▸ Raw records:
===============

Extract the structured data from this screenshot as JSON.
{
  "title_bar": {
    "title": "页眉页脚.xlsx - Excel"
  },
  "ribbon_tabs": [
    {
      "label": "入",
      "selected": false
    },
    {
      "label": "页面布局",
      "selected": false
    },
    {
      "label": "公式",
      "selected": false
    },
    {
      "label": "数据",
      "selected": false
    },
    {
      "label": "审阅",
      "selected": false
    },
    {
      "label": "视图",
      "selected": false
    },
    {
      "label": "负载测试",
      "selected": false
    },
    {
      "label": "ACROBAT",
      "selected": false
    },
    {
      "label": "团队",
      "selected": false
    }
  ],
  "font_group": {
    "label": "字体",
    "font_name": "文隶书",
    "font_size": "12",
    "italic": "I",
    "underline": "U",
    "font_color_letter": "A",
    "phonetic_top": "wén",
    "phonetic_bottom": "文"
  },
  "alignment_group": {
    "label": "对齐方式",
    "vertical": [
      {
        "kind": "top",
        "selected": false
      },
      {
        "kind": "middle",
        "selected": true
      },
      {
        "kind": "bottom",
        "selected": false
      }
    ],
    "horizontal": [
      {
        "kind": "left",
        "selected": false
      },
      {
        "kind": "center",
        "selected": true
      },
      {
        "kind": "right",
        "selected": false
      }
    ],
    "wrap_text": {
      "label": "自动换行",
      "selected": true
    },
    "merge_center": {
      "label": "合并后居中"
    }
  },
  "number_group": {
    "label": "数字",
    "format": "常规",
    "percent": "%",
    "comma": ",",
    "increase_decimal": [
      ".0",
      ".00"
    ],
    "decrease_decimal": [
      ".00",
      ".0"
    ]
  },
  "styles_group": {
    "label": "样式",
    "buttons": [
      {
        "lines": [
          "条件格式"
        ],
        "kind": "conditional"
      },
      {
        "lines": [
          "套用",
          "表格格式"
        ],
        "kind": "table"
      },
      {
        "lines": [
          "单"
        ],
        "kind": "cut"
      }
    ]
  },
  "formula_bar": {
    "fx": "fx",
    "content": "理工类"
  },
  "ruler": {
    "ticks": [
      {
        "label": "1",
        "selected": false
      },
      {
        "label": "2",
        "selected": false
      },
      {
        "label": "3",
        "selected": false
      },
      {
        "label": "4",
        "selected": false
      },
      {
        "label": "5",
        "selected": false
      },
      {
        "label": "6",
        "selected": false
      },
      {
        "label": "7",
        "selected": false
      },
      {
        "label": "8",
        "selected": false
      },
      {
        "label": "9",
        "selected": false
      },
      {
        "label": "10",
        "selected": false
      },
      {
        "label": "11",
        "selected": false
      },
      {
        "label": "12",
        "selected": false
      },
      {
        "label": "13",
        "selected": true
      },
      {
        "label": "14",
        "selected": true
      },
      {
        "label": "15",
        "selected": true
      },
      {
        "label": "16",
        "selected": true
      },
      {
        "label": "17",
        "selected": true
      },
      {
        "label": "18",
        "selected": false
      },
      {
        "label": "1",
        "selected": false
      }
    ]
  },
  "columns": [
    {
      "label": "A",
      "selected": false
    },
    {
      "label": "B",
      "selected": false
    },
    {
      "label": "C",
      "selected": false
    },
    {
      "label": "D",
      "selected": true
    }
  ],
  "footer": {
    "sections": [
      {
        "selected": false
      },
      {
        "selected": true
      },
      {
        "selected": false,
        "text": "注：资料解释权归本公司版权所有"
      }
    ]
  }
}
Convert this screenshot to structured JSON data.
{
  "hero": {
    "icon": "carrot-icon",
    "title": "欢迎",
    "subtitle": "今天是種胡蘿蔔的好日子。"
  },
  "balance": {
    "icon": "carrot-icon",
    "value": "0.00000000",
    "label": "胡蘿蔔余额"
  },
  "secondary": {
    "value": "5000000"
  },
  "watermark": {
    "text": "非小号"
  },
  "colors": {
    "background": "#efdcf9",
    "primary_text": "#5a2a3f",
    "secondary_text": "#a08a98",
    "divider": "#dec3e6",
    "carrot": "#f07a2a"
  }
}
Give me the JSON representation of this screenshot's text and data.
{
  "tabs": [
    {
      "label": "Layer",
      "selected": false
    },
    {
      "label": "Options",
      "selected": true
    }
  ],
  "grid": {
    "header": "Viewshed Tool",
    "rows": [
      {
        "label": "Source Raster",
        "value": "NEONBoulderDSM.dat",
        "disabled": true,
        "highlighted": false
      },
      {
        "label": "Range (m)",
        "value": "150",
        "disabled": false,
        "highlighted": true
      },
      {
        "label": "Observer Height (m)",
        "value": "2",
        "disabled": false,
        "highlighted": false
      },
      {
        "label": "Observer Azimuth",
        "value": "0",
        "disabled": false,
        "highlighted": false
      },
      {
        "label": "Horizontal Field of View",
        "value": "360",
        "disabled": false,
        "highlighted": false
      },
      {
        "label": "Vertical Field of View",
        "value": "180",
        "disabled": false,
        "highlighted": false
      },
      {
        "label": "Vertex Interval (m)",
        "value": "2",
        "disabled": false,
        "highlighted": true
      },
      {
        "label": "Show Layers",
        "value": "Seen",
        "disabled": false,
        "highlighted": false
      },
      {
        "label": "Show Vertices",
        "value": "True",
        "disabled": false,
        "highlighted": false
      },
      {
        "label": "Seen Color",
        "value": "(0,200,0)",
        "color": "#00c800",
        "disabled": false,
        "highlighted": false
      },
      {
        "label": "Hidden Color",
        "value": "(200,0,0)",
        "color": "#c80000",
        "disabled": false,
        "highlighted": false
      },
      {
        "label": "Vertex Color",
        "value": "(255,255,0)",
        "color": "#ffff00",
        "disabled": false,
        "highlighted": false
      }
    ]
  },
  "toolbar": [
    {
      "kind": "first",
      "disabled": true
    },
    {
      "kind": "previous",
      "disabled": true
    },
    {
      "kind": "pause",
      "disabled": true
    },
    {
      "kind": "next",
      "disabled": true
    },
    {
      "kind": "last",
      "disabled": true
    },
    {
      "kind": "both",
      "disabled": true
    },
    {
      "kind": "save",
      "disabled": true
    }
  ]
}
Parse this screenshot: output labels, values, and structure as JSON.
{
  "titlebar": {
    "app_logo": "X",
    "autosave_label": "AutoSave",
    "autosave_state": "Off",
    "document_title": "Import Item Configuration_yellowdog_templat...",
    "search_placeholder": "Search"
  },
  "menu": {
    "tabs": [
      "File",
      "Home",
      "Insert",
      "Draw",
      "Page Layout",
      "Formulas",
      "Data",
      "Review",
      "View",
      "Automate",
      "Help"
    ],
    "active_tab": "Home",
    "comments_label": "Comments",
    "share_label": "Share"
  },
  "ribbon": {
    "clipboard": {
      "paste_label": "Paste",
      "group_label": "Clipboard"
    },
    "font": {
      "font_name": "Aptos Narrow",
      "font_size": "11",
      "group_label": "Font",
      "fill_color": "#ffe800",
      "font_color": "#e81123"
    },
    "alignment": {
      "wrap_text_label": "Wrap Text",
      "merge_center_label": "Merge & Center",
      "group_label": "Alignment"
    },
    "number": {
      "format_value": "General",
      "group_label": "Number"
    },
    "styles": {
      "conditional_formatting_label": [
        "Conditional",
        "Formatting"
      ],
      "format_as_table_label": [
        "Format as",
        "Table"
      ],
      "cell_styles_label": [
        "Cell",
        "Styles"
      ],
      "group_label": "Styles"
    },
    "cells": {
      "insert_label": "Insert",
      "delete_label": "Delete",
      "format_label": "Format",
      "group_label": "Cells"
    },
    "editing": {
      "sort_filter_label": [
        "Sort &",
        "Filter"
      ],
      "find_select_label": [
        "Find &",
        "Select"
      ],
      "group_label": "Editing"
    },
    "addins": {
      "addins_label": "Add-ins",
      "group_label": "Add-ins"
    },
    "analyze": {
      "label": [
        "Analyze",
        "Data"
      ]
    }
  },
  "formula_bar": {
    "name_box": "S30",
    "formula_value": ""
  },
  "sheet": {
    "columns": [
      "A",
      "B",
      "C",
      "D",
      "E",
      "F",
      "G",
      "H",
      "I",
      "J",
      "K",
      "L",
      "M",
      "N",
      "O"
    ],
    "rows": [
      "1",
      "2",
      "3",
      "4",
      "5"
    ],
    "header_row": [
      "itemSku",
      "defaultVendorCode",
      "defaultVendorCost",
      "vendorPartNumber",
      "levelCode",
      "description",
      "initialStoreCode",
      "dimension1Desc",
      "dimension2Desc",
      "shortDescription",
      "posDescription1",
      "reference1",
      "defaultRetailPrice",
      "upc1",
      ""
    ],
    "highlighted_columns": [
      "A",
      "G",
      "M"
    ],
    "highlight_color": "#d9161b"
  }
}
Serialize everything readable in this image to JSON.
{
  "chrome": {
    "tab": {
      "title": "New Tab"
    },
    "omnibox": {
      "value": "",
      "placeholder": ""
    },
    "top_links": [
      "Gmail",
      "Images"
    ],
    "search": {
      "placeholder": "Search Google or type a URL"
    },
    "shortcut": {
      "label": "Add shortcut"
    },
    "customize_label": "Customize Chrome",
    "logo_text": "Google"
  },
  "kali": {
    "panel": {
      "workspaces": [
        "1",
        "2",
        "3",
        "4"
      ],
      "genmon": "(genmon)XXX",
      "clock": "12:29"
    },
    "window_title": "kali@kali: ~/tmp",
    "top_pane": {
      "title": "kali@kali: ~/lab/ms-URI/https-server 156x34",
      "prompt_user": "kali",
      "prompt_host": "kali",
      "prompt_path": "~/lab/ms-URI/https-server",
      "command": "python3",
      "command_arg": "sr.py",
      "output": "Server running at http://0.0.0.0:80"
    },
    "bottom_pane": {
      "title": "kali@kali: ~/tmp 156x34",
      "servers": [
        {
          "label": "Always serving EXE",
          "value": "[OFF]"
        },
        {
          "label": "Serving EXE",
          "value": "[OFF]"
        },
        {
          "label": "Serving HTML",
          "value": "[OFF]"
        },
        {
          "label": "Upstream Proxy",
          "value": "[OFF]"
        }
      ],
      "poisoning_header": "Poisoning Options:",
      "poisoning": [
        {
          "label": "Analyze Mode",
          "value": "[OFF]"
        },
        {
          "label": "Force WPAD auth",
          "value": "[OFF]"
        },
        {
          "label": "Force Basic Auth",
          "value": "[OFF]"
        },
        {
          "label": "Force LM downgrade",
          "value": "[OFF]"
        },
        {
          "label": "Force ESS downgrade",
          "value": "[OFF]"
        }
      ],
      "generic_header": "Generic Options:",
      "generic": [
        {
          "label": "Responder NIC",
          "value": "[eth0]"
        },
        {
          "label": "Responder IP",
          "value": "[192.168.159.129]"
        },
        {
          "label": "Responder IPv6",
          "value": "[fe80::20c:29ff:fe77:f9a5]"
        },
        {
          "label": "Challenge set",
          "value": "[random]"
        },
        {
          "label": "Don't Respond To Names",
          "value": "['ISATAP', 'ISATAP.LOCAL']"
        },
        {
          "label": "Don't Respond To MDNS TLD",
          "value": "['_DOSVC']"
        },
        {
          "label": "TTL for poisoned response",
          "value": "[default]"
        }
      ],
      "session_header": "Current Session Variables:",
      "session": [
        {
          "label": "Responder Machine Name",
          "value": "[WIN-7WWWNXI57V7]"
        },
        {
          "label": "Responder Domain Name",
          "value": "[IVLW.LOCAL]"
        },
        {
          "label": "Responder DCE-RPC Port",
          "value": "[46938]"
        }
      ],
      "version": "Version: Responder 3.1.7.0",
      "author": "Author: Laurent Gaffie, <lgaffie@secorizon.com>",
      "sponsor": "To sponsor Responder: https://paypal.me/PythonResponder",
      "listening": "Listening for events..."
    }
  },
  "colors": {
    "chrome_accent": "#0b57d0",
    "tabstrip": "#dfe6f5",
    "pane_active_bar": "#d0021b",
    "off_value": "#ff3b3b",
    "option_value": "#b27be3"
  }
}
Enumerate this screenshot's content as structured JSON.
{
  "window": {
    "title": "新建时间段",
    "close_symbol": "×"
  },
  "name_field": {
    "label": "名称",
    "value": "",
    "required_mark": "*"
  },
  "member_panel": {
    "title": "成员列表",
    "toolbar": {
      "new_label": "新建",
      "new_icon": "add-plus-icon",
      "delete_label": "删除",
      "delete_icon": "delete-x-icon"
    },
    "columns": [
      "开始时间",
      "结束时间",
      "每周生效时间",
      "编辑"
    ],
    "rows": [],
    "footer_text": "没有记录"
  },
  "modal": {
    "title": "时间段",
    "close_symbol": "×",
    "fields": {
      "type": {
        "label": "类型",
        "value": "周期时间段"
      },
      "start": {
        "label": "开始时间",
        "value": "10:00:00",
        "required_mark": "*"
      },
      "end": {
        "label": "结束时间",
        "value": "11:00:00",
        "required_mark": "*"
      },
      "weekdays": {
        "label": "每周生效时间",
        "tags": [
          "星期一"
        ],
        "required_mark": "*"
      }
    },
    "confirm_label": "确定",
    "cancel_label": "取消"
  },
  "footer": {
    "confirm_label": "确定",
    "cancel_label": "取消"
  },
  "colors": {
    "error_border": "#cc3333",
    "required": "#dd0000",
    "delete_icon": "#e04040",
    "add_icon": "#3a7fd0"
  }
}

===============

▸ Aim of the exercise: Collect each line holding the string "structured".

▸ Solution below:
Extract the structured data from this screenshot as JSON.
Convert this screenshot to structured JSON data.
Enumerate this screenshot's content as structured JSON.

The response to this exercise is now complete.